STATED TASK
Reproduce the records below exactly as given.

━━━━━━━━━━━━━━━━━━━━━━━━━━━━━━

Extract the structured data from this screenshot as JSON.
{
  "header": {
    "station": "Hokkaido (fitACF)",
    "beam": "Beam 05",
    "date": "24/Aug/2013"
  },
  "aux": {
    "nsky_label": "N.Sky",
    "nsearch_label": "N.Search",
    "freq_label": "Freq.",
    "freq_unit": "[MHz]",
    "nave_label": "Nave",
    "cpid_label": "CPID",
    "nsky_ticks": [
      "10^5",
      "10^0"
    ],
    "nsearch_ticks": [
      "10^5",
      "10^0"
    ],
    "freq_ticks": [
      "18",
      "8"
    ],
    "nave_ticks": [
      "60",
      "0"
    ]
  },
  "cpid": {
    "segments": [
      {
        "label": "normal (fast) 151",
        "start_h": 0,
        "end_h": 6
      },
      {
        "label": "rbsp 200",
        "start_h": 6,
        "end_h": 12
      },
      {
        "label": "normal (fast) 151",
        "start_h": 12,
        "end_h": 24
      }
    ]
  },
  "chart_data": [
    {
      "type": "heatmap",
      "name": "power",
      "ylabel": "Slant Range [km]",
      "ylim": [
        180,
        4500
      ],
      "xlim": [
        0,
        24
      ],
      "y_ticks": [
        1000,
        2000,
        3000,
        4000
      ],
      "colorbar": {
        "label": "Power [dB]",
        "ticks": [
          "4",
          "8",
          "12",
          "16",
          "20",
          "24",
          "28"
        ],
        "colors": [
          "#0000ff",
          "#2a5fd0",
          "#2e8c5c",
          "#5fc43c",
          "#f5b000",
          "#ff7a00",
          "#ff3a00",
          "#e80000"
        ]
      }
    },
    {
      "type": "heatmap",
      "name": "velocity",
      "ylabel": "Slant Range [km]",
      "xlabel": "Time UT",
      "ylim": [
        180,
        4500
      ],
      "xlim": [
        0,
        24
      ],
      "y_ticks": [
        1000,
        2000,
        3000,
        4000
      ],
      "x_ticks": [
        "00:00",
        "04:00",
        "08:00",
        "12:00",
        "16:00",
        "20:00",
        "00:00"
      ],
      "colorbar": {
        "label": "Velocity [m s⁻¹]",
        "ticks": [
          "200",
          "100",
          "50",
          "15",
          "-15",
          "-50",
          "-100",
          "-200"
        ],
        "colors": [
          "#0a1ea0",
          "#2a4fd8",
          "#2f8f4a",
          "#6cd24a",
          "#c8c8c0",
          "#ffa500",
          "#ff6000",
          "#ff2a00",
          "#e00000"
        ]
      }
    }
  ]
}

━━━━━━━━━━━━━━━━━━━━━━━━━━━━━━

SOLUTION BELOW
Extract the structured data from this screenshot as JSON.
{
  "header": {
    "station": "Hokkaido (fitACF)",
    "beam": "Beam 05",
    "date": "24/Aug/2013"
  },
  "aux": {
    "nsky_label": "N.Sky",
    "nsearch_label": "N.Search",
    "freq_label": "Freq.",
    "freq_unit": "[MHz]",
    "nave_label": "Nave",
    "cpid_label": "CPID",
    "nsky_ticks": [
      "10^5",
      "10^0"
    ],
    "nsearch_ticks": [
      "10^5",
      "10^0"
    ],
    "freq_ticks": [
      "18",
      "8"
    ],
    "nave_ticks": [
      "60",
      "0"
    ]
  },
  "cpid": {
    "segments": [
      {
        "label": "normal (fast) 151",
        "start_h": 0,
        "end_h": 6
      },
      {
        "label": "rbsp 200",
        "start_h": 6,
        "end_h": 12
      },
      {
        "label": "normal (fast) 151",
        "start_h": 12,
        "end_h": 24
      }
    ]
  },
  "chart_data": [
    {
      "type": "heatmap",
      "name": "power",
      "ylabel": "Slant Range [km]",
      "ylim": [
        180,
        4500
      ],
      "xlim": [
        0,
        24
      ],
      "y_ticks": [
        1000,
        2000,
        3000,
        4000
      ],
      "colorbar": {
        "label": "Power [dB]",
        "ticks": [
          "4",
          "8",
          "12",
          "16",
          "20",
          "24",
          "28"
        ],
        "colors": [
          "#0000ff",
          "#2a5fd0",
          "#2e8c5c",
          "#5fc43c",
          "#f5b000",
          "#ff7a00",
          "#ff3a00",
          "#e80000"
        ]
      }
    },
    {
      "type": "heatmap",
      "name": "velocity",
      "ylabel": "Slant Range [km]",
      "xlabel": "Time UT",
      "ylim": [
        180,
        4500
      ],
      "xlim": [
        0,
        24
      ],
      "y_ticks": [
        1000,
        2000,
        3000,
        4000
      ],
      "x_ticks": [
        "00:00",
        "04:00",
        "08:00",
        "12:00",
        "16:00",
        "20:00",
        "00:00"
      ],
      "colorbar": {
        "label": "Velocity [m s⁻¹]",
        "ticks": [
          "200",
          "100",
          "50",
          "15",
          "-15",
          "-50",
          "-100",
          "-200"
        ],
        "colors": [
          "#0a1ea0",
          "#2a4fd8",
          "#2f8f4a",
          "#6cd24a",
          "#c8c8c0",
          "#ffa500",
          "#ff6000",
          "#ff2a00",
          "#e00000"
        ]
      }
    }
  ]
}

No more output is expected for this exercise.